TEXTAUSZUG:
+++

Wenn ein Süddeutscher zum Arzt kommt und erklärt, ihm täte „der Fuß“ weh, so fragt ein Süddeutscher Arzt einfach nur „und wo da?“, weil er weiß, dass der Süddeutsche mit Fuß all das bezeichnet, was von der Hüfte abwärts bis zu den Zehen reicht. Ein NWOD-Arzt wäre jetzt hilflos, denn er würde den Fuß untersuchen und nichts finden, weil der SD vom Knie gesprochen hatte.

Man muss diese Feinheiten kennen, um das Gegenüber zu verstehen. Doch wer tut das schon, wenn er nicht zufällig in diesem Sprachraum aufgewachsen ist? Es dauert oft Jahre, bis „Eingeplackte“, also Zugezogene NWOD’s gelernt haben, den Süddeutschen Umgangston richtig zu interpretieren.

Was ist der Süddeutsche Sprachraum? Damit bezeichne ich alles, was mehr oder minder südlich des Mains gesprochen wird, also Badisch, Schwäbisch, Allemannisch, Bayrisch und sämtliche austrischen Dialekte bzw. Sprachräume, wobei sich das Wienerische nochmal besonders ruppig geriert.

NWOD bezeichnet alles andere: nordhessisch, rheinisch, sächsisch, norddeutsch. Man könnte sagen: im Süden Deutschlands ist die Sprache allemannisch geprägt, im Norden eher preußisch, da sich diese sprachliche Demarkationslinie durch die Jahrhunderte zieht und sich mit den beiden großen deutschen Kaiserreichen erklären lassen, dem preußischen und dem österreichischen.

Dabei rede ich hier nicht vom typischen Dialekt der verschiedenen Regionen. Ich spreche keineswegs von völlig unterschiedlichen Idiomen, die wir als schwäbisch oder beispielsweise Kölsch deklarieren. Was dem Kölschen der „Jeck“ ist dem Schwaben der „G’spennerter“; Dialekte sind ohnehin oft schwer zu verstehen, diese rein etymologische Trennung ist jedem bewusst. Ich rede hier von den Missverständnissen, die dann entstehen, wenn beide Kommunikanten scheinbar „hochdeutsch“ miteinander reden. Hier wird oft fatalerweise angenommen, jeder der beiden spräche die gleiche Sprache. Mitnichten. Denn selbst der Gestus der Sprache ist oft unterschiedlich.

Ein Beispiel: Im hochdeutschen wird eine Warum-Frage, stets mit einer Weil-Antwort verbunden. „Warum hast du den Bus nicht bekommen?“ – „Weil ich gestolpert bin.“ Oder: „Warum fallen die Sterne nicht vom Himmel?“ – „Weil sie dem Gesetz der Schwerkraft unterliegen.“ Klare Warum-Frage, klare Weil-Antwort, dies ist im Gesamtdeutschen Sprachverhalten so festgelegt und wird auch so erwartet. Nicht so im Süddeutschen.

+++

DATENTEIL:
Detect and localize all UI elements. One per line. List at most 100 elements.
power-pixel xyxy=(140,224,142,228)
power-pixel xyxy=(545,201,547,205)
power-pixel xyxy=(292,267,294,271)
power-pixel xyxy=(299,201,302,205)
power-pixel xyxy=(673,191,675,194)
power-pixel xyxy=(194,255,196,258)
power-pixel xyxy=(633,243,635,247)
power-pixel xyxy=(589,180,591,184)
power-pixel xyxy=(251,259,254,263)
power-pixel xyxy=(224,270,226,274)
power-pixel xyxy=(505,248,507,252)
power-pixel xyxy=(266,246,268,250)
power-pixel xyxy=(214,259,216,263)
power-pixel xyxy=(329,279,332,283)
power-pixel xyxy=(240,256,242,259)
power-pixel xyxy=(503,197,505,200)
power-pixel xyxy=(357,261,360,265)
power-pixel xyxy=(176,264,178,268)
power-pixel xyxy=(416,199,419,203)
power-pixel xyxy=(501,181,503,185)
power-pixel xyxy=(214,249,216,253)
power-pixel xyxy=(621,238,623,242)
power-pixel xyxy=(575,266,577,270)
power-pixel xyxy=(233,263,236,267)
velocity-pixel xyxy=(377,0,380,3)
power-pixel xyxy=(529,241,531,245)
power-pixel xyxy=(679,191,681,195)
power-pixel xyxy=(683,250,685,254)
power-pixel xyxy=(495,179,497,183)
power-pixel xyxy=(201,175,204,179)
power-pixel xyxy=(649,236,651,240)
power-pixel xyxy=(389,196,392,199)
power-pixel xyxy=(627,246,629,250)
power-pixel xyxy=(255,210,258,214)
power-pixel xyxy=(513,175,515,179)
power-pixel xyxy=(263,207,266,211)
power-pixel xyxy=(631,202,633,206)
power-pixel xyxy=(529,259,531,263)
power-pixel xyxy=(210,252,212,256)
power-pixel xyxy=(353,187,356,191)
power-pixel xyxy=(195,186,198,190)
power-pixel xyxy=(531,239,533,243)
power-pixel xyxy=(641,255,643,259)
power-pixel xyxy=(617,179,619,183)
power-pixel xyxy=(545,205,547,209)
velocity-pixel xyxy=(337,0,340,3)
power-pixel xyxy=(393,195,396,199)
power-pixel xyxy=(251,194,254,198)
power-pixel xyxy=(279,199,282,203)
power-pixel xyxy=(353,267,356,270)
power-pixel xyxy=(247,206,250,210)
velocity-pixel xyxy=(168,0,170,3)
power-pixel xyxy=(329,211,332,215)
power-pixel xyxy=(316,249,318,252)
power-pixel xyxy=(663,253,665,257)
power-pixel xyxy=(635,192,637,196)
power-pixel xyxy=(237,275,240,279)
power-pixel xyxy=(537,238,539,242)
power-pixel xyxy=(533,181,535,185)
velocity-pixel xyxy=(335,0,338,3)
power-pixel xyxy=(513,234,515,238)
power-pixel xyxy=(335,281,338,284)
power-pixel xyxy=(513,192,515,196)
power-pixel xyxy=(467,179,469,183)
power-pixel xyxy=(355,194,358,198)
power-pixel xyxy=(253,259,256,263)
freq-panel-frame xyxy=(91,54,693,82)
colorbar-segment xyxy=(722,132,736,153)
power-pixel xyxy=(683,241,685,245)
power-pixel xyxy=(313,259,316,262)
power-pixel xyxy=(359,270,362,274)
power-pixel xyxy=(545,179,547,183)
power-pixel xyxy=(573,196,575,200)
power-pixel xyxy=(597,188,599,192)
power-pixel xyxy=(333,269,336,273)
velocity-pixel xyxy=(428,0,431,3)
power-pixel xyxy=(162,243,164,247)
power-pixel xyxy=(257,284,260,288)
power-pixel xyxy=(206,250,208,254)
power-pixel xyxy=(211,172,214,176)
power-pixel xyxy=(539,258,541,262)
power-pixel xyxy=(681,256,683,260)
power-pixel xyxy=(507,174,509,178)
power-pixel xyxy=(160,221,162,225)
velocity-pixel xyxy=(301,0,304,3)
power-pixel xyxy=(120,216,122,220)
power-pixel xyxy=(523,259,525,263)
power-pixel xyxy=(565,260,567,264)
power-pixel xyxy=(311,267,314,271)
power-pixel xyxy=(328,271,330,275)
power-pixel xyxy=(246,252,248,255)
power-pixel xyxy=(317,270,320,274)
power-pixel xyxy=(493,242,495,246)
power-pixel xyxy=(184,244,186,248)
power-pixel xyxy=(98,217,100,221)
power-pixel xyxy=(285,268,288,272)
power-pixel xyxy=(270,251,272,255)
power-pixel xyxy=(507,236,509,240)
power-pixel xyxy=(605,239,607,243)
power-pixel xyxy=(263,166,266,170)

+++

AUFGABE: Führe den Textauszug über die Missverständnisse zwischen süddeutschem und norddeutschem Sprachgebrauch nach seinem letzten Satz weiter. Schreibe dabei in Ton und Stil des Verfassers.

LÖSUNG:
Beispiel einer Stadtratssitzung, geht, sagen wir mal, um die Anschaffung von zusätzlichen Mülltonnen. „Warum verdoppeln wir die Anzahl der Mülltonnen nicht?“, fragt der Süddeutsche. Der NWOD ist verwirrt. Was soll er darauf antworten, denn die Frage impliziert ja eine Weil- Antwort. Der Süddeutsche erwartet aber gar keine Weil-Antwort. Er ist seinem Süddeutschen Sprachgestus gefolgt und hat seine Frage lediglich als konstruktiven Vorschlag gemeint. Wo der NWOD gesagt hätte „Wir könnten die Anzahl verdoppeln“, sagt der Süddeutsche „Warum verdoppeln wir nicht?“ und will damit keineswegs ein Versäumnis insinuieren. Der NWOD aber fühlt sich bereits ein klein wenig auf den Schlips getreten, so als hätte diese Frage ihm unterstellt, selbst daran nicht gedacht zu haben.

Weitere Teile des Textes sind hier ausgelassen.